## Текст

Вернемся туда и мы. Подавлявшаяся в течение стольких лет ревность к громкой военной славе бывшего тестя целиком владеет душой Помпея. Тому еще способствовало одно событие, произошедшее уже весною 50-го года, которое не случайно так подробно описывает Плутарх:
«Помпей опасно занемог в Неаполе, но поправился. Неаполитанцы... справили благодарственное празднество в честь избавления его от опасности. Неаполитанцам стали подражать соседи, и, таким образом, празднества распространились по всей Италии, так что маленькие и большие города один за другим справляли многодневные праздники. Не хватало места для тех, кто отовсюду сходился на праздник: дороги, селения и гавани были переполнены народом, справлявшим празднества с жертвоприношениями и пиршествами. Многие встречали Помпея, украсив себя венками, с пылающими факелами в руках, а провожая, осыпали его цветами, так что его возвращение в Рим представляло собой прекрасное и внушительное зрелище...» (Плутарх. Сравнительные жизнеописания. Помпей, LVII)

## Что нужно сделать
a: Ответьте на вопросы по отрывку о Помпее, приведенному выше; ответы пометьте так же, как вопросы.
(i) В каком городе Помпей опасно заболел?
(ii) Когда произошло событие, которое подробно описывает Плутарх?
(iii) Что делали люди, провожая Помпея?
b: Продолжите отрывок о Помпее с того места, где он заканчивается.

## Исходные данные
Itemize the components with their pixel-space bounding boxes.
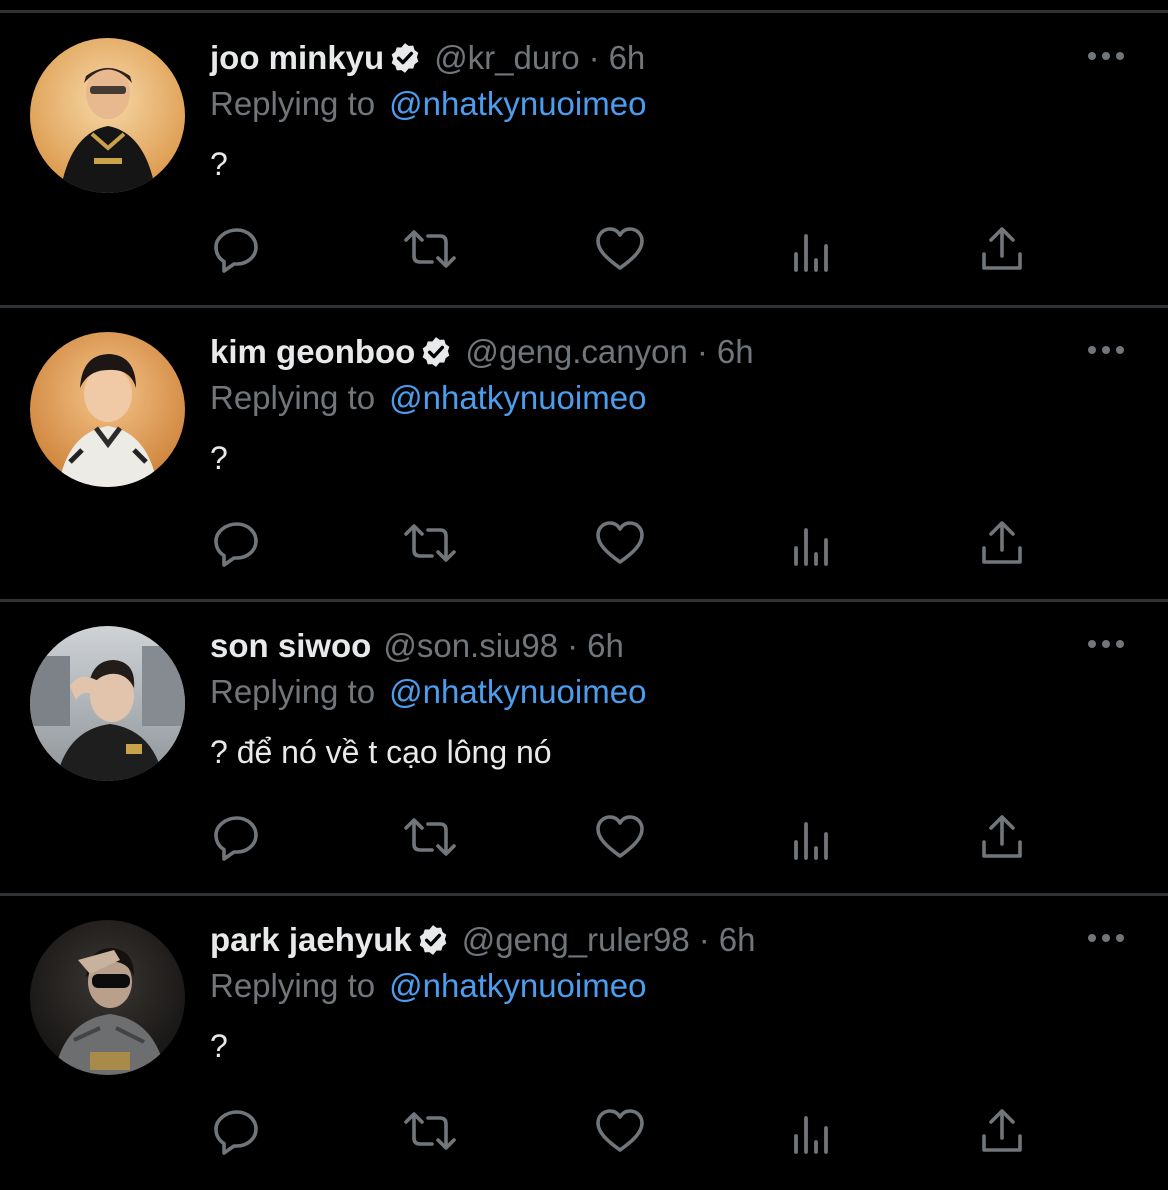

## Ответы
a:
(i) В Неаполе.
(ii) Весною 50-го года.
(iii) Осыпали его цветами.

b:
Ах, не надо слишком доверять народным восторгам! Так часто за ними стоит не более чем желание праздника...
«Это-то обстоятельство, — продолжает Плутарх, — как говорят, более всего и способствовало возникновению войны. Ибо гордыня и великая радость овладели Помпеем и вытеснили все разумные соображения об истинном положении дел. Помпей совершенно отбросил теперь свою обычную осторожность, которая прежде всегда обеспечивала безопасность и успех его предприятиям, стал чрезмерно дерзок и с пренебрежением говорил о могуществе Цезаря... К тому же в это время из Галлии прибыл Аппий с легионами, которые Помпей дал взаймы Цезарю. Аппий сильно умалял подвиги Цезаря в Галлии и распространял о нем клеветнические толки. Помпей, говорил он, не имеет представления о своем собственном могуществе и славе, если хочет бороться против Цезаря каким-то иным оружием, в то время как он может сокрушить соперника с помощью его же собственного войска, лишь только появится перед ним — так велика, дескать, в этой войне ненависть к Цезарю и любовь к Помпею...» (Там же)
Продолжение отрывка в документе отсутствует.